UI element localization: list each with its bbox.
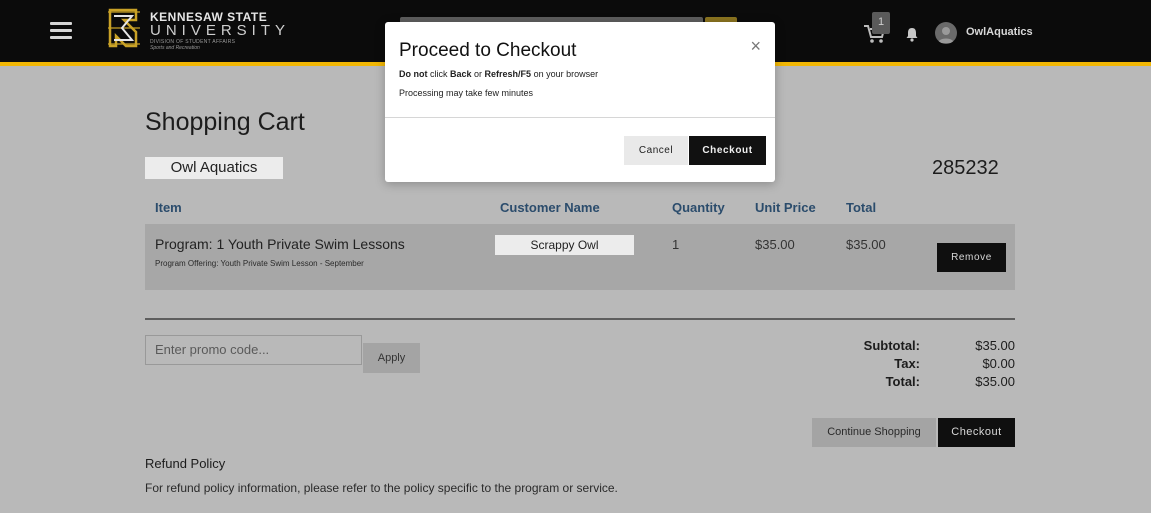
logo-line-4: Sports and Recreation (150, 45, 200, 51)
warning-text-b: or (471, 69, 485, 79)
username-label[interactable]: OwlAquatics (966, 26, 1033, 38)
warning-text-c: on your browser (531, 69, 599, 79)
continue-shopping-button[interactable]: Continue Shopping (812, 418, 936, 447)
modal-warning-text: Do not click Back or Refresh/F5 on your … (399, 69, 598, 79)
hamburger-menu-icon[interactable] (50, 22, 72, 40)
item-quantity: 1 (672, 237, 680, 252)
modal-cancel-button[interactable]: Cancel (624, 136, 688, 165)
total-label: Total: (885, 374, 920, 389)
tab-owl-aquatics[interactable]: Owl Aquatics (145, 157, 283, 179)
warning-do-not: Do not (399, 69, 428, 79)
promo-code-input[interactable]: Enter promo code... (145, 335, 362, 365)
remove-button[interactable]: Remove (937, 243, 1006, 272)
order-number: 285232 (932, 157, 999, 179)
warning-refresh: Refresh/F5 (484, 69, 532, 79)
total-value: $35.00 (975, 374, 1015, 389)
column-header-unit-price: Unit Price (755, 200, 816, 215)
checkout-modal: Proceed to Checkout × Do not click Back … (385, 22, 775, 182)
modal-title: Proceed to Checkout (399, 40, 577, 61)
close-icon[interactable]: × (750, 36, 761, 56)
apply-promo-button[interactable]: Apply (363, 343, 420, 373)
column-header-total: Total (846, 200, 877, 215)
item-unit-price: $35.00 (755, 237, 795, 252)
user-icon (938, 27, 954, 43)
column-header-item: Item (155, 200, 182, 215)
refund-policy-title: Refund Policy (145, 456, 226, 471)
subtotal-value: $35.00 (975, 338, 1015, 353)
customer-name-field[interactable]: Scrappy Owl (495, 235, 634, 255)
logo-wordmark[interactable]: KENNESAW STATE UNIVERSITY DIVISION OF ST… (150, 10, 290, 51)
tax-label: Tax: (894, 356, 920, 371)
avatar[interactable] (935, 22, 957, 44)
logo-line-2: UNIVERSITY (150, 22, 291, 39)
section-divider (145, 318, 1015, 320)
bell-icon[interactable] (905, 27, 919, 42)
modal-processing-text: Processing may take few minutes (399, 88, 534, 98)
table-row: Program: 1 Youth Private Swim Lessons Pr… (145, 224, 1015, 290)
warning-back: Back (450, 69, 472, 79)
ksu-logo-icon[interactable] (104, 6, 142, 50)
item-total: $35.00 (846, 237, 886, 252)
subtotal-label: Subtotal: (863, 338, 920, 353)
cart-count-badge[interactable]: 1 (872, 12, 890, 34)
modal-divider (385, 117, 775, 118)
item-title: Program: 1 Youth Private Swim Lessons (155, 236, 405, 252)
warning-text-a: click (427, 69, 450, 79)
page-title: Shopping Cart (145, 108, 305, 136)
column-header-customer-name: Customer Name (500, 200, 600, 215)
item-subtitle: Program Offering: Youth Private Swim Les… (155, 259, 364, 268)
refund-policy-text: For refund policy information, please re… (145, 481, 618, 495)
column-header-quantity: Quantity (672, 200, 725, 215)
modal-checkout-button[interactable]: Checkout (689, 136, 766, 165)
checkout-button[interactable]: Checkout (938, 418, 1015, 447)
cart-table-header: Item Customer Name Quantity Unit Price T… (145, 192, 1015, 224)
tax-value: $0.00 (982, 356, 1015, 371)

|---|

THE EXERCISE: Reproduce the items in the stretch from the line that contains "logo-line-4: Sports and" through the line that contains "close-icon[interactable]: × (750, 36, 761, 56)", word for word.

FULL OUTPUT:
logo-line-4: Sports and Recreation (150, 45, 200, 51)
warning-text-b: or (471, 69, 485, 79)
username-label[interactable]: OwlAquatics (966, 26, 1033, 38)
warning-text-c: on your browser (531, 69, 599, 79)
continue-shopping-button[interactable]: Continue Shopping (812, 418, 936, 447)
modal-warning-text: Do not click Back or Refresh/F5 on your … (399, 69, 598, 79)
hamburger-menu-icon[interactable] (50, 22, 72, 40)
item-quantity: 1 (672, 237, 680, 252)
modal-cancel-button[interactable]: Cancel (624, 136, 688, 165)
total-label: Total: (885, 374, 920, 389)
tab-owl-aquatics[interactable]: Owl Aquatics (145, 157, 283, 179)
warning-do-not: Do not (399, 69, 428, 79)
promo-code-input[interactable]: Enter promo code... (145, 335, 362, 365)
remove-button[interactable]: Remove (937, 243, 1006, 272)
order-number: 285232 (932, 157, 999, 179)
warning-refresh: Refresh/F5 (484, 69, 532, 79)
total-value: $35.00 (975, 374, 1015, 389)
column-header-unit-price: Unit Price (755, 200, 816, 215)
checkout-modal: Proceed to Checkout × Do not click Back … (385, 22, 775, 182)
modal-title: Proceed to Checkout (399, 40, 577, 61)
close-icon[interactable]: × (750, 36, 761, 56)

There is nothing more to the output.